Task
Your job is to retype all of the data word for word, leaving every image out.
========================================
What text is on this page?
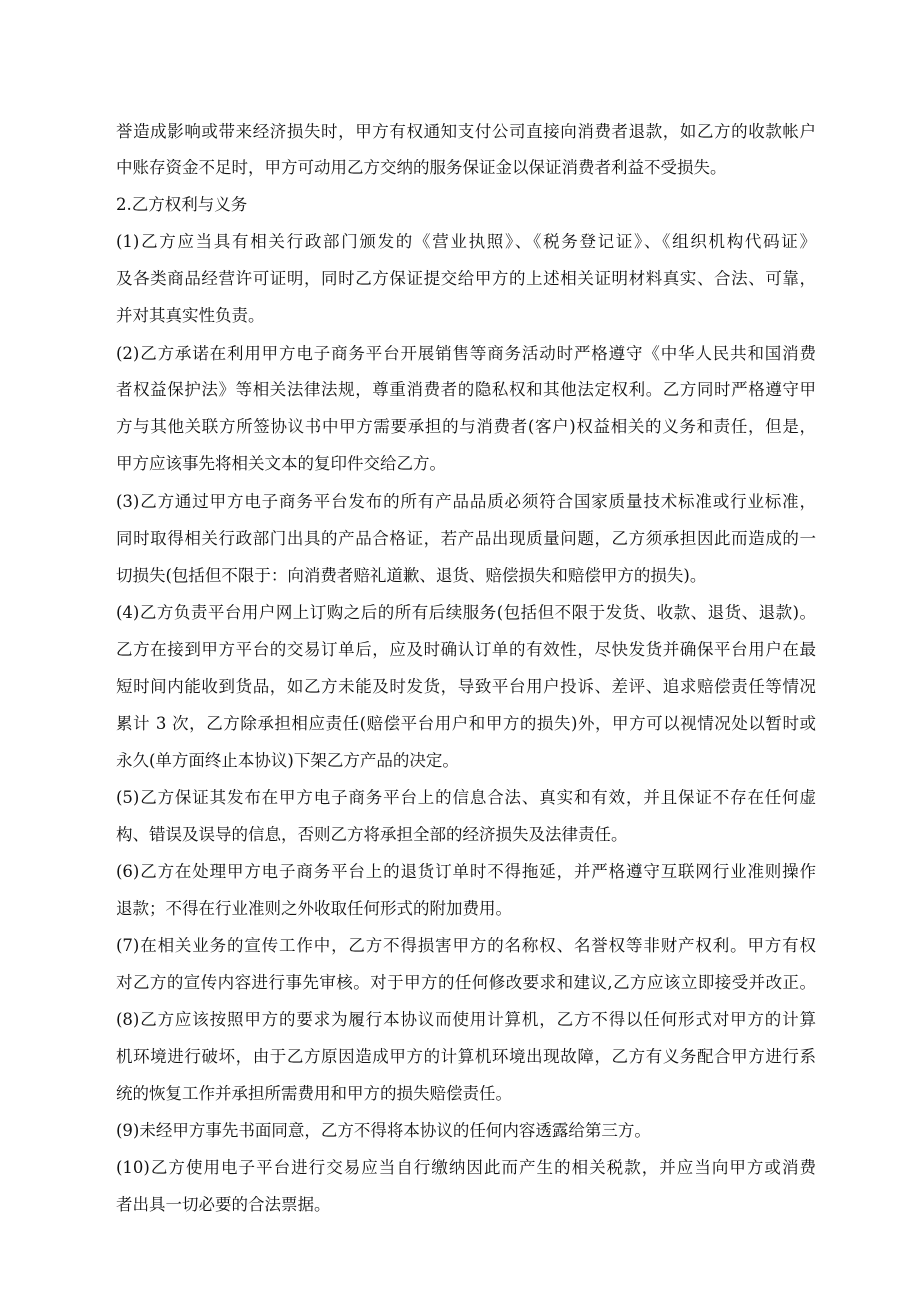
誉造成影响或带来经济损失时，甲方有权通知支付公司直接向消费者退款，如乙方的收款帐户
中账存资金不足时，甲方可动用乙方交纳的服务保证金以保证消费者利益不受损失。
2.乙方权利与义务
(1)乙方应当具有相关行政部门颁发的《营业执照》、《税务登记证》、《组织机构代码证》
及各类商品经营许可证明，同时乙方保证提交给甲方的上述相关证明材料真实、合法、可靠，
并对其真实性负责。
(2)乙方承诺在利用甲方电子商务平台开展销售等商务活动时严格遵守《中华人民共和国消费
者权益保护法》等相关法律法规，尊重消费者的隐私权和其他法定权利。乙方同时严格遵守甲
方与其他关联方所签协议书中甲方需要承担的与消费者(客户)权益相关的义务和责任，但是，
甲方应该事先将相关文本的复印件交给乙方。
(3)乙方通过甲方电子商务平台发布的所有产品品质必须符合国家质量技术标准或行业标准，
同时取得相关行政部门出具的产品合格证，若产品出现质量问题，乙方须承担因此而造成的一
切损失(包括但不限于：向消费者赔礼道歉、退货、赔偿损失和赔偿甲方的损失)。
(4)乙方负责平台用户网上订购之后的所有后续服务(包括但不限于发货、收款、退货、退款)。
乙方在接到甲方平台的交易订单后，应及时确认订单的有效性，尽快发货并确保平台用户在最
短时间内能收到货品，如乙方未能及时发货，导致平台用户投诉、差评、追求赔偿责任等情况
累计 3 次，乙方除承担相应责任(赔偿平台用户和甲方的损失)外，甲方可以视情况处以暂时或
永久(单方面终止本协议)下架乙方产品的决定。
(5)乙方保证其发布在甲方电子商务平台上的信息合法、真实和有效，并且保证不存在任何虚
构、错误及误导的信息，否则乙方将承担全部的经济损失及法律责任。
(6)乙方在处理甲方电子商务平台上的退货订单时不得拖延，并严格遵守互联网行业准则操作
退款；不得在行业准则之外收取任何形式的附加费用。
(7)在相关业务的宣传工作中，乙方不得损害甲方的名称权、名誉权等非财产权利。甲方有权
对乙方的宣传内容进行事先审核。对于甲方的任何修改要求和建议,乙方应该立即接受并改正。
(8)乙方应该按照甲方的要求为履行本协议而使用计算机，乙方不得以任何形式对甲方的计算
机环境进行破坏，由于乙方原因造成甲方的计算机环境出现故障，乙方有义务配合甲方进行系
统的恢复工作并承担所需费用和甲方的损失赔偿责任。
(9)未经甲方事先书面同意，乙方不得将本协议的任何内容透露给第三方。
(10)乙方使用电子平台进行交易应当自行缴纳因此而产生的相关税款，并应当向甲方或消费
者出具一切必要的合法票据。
========================================
Exercise solution
What text is on this page?
誉造成影响或带来经济损失时，甲方有权通知支付公司直接向消费者退款，如乙方的收款帐户
中账存资金不足时，甲方可动用乙方交纳的服务保证金以保证消费者利益不受损失。
2.乙方权利与义务
(1)乙方应当具有相关行政部门颁发的《营业执照》、《税务登记证》、《组织机构代码证》
及各类商品经营许可证明，同时乙方保证提交给甲方的上述相关证明材料真实、合法、可靠，
并对其真实性负责。
(2)乙方承诺在利用甲方电子商务平台开展销售等商务活动时严格遵守《中华人民共和国消费
者权益保护法》等相关法律法规，尊重消费者的隐私权和其他法定权利。乙方同时严格遵守甲
方与其他关联方所签协议书中甲方需要承担的与消费者(客户)权益相关的义务和责任，但是，
甲方应该事先将相关文本的复印件交给乙方。
(3)乙方通过甲方电子商务平台发布的所有产品品质必须符合国家质量技术标准或行业标准，
同时取得相关行政部门出具的产品合格证，若产品出现质量问题，乙方须承担因此而造成的一
切损失(包括但不限于：向消费者赔礼道歉、退货、赔偿损失和赔偿甲方的损失)。
(4)乙方负责平台用户网上订购之后的所有后续服务(包括但不限于发货、收款、退货、退款)。
乙方在接到甲方平台的交易订单后，应及时确认订单的有效性，尽快发货并确保平台用户在最
短时间内能收到货品，如乙方未能及时发货，导致平台用户投诉、差评、追求赔偿责任等情况
累计 3 次，乙方除承担相应责任(赔偿平台用户和甲方的损失)外，甲方可以视情况处以暂时或
永久(单方面终止本协议)下架乙方产品的决定。
(5)乙方保证其发布在甲方电子商务平台上的信息合法、真实和有效，并且保证不存在任何虚
构、错误及误导的信息，否则乙方将承担全部的经济损失及法律责任。
(6)乙方在处理甲方电子商务平台上的退货订单时不得拖延，并严格遵守互联网行业准则操作
退款；不得在行业准则之外收取任何形式的附加费用。
(7)在相关业务的宣传工作中，乙方不得损害甲方的名称权、名誉权等非财产权利。甲方有权
对乙方的宣传内容进行事先审核。对于甲方的任何修改要求和建议,乙方应该立即接受并改正。
(8)乙方应该按照甲方的要求为履行本协议而使用计算机，乙方不得以任何形式对甲方的计算
机环境进行破坏，由于乙方原因造成甲方的计算机环境出现故障，乙方有义务配合甲方进行系
统的恢复工作并承担所需费用和甲方的损失赔偿责任。
(9)未经甲方事先书面同意，乙方不得将本协议的任何内容透露给第三方。
(10)乙方使用电子平台进行交易应当自行缴纳因此而产生的相关税款，并应当向甲方或消费
者出具一切必要的合法票据。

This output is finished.